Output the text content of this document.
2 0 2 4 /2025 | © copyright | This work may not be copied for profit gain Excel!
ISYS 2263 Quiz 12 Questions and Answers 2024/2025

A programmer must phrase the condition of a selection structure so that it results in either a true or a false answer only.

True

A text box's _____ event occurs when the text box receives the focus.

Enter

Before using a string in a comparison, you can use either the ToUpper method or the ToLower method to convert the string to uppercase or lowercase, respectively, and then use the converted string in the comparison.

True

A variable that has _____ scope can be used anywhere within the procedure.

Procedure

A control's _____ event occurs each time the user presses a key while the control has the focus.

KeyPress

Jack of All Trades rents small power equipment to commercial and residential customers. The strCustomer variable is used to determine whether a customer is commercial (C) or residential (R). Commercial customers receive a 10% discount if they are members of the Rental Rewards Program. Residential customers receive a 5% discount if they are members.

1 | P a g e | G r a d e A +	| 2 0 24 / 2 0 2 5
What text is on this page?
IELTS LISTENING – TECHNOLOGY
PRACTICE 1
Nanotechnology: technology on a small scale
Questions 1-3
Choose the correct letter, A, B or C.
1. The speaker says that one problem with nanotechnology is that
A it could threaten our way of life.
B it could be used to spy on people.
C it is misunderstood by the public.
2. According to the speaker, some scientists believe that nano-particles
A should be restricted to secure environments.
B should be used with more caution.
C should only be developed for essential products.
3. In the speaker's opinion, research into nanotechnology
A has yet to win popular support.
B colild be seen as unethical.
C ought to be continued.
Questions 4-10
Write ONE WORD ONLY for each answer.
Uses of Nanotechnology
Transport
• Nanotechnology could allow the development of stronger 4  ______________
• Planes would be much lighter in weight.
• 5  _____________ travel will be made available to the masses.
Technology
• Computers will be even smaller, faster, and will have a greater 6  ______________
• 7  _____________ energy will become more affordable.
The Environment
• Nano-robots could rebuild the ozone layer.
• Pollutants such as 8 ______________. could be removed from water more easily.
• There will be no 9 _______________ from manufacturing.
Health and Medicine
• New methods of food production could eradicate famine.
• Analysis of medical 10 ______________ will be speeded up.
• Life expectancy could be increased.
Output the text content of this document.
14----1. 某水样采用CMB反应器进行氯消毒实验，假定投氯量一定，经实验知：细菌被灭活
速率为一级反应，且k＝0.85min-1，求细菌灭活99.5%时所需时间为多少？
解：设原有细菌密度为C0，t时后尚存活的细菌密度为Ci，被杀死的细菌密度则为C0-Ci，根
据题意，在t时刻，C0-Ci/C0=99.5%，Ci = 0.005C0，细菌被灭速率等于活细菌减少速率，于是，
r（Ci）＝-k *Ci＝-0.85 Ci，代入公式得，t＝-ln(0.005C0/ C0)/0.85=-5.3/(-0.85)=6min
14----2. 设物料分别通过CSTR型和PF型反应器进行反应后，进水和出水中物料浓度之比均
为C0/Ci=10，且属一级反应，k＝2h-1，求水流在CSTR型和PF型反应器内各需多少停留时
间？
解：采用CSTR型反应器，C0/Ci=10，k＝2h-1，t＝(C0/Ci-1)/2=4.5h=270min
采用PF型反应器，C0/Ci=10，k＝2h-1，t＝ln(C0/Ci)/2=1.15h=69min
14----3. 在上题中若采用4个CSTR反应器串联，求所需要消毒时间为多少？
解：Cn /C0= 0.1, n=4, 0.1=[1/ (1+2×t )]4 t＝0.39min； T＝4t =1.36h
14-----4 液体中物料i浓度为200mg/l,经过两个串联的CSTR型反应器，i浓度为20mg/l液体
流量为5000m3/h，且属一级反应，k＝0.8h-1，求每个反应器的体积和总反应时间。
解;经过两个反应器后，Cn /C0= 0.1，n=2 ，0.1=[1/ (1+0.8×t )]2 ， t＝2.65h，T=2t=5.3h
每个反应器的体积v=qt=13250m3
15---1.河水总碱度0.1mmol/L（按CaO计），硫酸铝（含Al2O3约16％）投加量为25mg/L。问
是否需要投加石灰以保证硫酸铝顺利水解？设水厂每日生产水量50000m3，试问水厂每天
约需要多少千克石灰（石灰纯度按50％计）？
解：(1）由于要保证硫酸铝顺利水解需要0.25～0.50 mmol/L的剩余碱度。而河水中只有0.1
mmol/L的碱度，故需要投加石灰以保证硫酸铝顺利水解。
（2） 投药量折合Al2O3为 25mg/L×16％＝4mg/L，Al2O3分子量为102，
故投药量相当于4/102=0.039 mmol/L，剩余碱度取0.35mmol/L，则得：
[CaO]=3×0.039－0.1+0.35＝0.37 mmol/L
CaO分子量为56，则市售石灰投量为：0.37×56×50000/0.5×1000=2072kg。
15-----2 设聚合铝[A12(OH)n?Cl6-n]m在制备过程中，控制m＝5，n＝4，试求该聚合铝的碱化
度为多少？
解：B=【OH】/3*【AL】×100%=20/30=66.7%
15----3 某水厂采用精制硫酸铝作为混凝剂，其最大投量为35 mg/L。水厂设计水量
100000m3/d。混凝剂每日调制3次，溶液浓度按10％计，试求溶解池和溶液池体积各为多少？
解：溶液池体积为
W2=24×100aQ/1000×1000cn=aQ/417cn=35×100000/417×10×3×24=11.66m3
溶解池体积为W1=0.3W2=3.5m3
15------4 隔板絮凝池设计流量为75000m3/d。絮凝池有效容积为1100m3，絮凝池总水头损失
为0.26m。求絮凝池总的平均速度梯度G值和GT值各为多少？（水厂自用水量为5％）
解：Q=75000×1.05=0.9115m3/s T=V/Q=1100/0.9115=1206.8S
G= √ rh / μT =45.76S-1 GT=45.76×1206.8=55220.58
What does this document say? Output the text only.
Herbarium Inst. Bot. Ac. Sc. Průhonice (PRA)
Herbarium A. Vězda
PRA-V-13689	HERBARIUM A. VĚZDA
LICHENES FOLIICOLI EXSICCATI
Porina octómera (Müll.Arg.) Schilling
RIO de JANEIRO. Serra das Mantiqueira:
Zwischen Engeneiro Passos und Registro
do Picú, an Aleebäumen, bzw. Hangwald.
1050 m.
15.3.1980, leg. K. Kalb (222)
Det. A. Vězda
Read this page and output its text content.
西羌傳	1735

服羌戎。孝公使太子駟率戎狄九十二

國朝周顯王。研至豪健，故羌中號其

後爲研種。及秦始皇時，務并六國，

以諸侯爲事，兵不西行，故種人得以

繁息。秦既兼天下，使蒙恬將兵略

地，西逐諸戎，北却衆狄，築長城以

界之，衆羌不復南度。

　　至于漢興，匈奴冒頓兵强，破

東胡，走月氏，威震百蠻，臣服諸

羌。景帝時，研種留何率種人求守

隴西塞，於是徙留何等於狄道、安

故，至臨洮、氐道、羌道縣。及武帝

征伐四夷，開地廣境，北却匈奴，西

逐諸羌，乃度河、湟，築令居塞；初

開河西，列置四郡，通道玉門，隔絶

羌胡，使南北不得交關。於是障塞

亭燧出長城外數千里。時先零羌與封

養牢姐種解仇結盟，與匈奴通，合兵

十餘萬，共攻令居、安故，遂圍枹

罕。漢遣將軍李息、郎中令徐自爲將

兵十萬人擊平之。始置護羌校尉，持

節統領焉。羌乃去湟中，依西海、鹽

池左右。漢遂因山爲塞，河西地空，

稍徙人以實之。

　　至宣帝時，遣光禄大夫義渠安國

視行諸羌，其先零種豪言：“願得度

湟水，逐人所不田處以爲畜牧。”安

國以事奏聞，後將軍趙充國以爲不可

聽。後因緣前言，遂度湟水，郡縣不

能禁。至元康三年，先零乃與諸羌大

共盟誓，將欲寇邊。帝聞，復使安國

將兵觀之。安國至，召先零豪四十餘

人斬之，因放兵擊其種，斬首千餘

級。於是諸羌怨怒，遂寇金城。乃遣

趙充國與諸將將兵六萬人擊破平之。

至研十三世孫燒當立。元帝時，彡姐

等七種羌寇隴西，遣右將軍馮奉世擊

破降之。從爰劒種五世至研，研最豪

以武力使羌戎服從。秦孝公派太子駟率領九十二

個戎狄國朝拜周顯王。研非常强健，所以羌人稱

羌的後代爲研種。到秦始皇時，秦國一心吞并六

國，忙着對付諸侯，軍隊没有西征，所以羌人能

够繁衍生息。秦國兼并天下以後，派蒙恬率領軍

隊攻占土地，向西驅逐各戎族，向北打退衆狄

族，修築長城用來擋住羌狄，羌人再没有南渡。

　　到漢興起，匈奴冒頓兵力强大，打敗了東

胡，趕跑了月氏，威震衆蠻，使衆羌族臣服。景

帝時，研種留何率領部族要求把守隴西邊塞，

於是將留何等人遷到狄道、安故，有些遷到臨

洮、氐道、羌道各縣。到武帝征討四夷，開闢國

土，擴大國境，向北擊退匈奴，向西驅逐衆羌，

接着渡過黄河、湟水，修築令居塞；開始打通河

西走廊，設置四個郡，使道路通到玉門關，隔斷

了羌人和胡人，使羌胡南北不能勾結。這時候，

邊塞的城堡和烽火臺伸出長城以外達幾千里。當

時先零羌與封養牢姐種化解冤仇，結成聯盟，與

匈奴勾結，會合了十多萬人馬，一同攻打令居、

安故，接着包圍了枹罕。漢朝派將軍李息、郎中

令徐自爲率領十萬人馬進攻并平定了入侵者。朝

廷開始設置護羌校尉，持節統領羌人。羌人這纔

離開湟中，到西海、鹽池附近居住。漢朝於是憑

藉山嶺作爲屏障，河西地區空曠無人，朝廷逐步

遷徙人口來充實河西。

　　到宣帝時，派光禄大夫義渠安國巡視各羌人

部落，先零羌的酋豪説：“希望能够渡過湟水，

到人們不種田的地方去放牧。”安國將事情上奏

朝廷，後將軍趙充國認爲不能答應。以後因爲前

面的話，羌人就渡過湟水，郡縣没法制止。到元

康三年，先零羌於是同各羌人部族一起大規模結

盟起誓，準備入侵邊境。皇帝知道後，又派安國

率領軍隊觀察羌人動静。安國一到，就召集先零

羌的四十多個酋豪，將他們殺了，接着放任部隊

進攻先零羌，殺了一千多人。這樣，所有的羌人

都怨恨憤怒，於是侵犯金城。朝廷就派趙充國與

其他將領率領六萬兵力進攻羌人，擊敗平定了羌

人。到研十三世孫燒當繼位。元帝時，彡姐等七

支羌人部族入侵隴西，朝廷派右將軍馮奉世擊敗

# The request:
Pull out every line of the records above that contains the word "text".

# Solution below:
Output the text content of this document.
A text box's _____ event occurs when the text box receives the focus.
What text is on this page?
Output the text content of this document.
What does this document say? Output the text only.
Read this page and output its text content.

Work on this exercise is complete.